- **AIM**:
Set down each entry exactly as given; pictures should not appear in the copy.

Records contained in a dataset:
----

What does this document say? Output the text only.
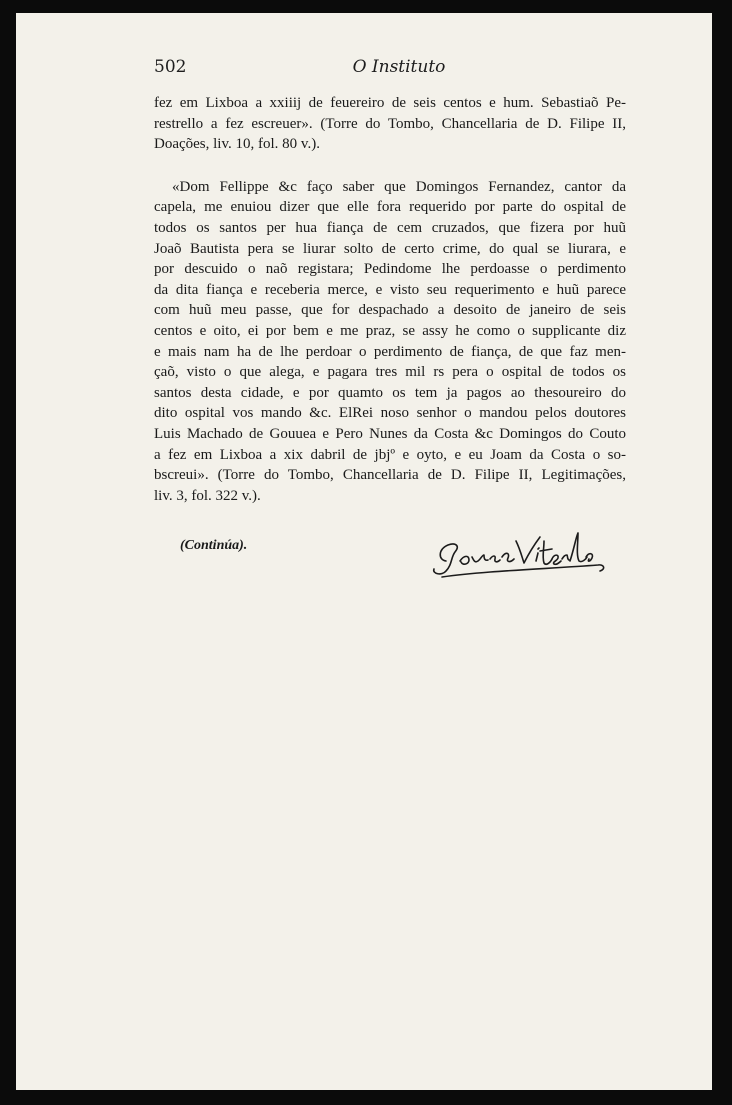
502	O Instituto
fez em Lixboa a xxiiij de feuereiro de seis centos e hum. Sebastiaõ Pe-
restrello a fez escreuer». (Torre do Tombo, Chancellaria de D. Filipe II,
Doações, liv. 10, fol. 80 v.).
«Dom Fellippe &c faço saber que Domingos Fernandez, cantor da
capela, me enuiou dizer que elle fora requerido por parte do ospital de
todos os santos per hua fiança de cem cruzados, que fizera por huũ
Joaõ Bautista pera se liurar solto de certo crime, do qual se liurara, e
por descuido o naõ registara; Pedindome lhe perdoasse o perdimento
da dita fiança e receberia merce, e visto seu requerimento e huũ parece
com huũ meu passe, que for despachado a desoito de janeiro de seis
centos e oito, ei por bem e me praz, se assy he como o supplicante diz
e mais nam ha de lhe perdoar o perdimento de fiança, de que faz men-
çaõ, visto o que alega, e pagara tres mil rs pera o ospital de todos os
santos desta cidade, e por quamto os tem ja pagos ao thesoureiro do
dito ospital vos mando &c. ElRei noso senhor o mandou pelos doutores
Luis Machado de Gouuea e Pero Nunes da Costa &c Domingos do Couto
a fez em Lixboa a xix dabril de jbjº e oyto, e eu Joam da Costa o so-
bscreui». (Torre do Tombo, Chancellaria de D. Filipe II, Legitimações,
liv. 3, fol. 322 v.).
(Continúa).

----

- **ANSWER TO THIS PROBLEM**:
What does this document say? Output the text only.
502	O Instituto
fez em Lixboa a xxiiij de feuereiro de seis centos e hum. Sebastiaõ Pe-
restrello a fez escreuer». (Torre do Tombo, Chancellaria de D. Filipe II,
Doações, liv. 10, fol. 80 v.).
«Dom Fellippe &c faço saber que Domingos Fernandez, cantor da
capela, me enuiou dizer que elle fora requerido por parte do ospital de
todos os santos per hua fiança de cem cruzados, que fizera por huũ
Joaõ Bautista pera se liurar solto de certo crime, do qual se liurara, e
por descuido o naõ registara; Pedindome lhe perdoasse o perdimento
da dita fiança e receberia merce, e visto seu requerimento e huũ parece
com huũ meu passe, que for despachado a desoito de janeiro de seis
centos e oito, ei por bem e me praz, se assy he como o supplicante diz
e mais nam ha de lhe perdoar o perdimento de fiança, de que faz men-
çaõ, visto o que alega, e pagara tres mil rs pera o ospital de todos os
santos desta cidade, e por quamto os tem ja pagos ao thesoureiro do
dito ospital vos mando &c. ElRei noso senhor o mandou pelos doutores
Luis Machado de Gouuea e Pero Nunes da Costa &c Domingos do Couto
a fez em Lixboa a xix dabril de jbjº e oyto, e eu Joam da Costa o so-
bscreui». (Torre do Tombo, Chancellaria de D. Filipe II, Legitimações,
liv. 3, fol. 322 v.).
(Continúa).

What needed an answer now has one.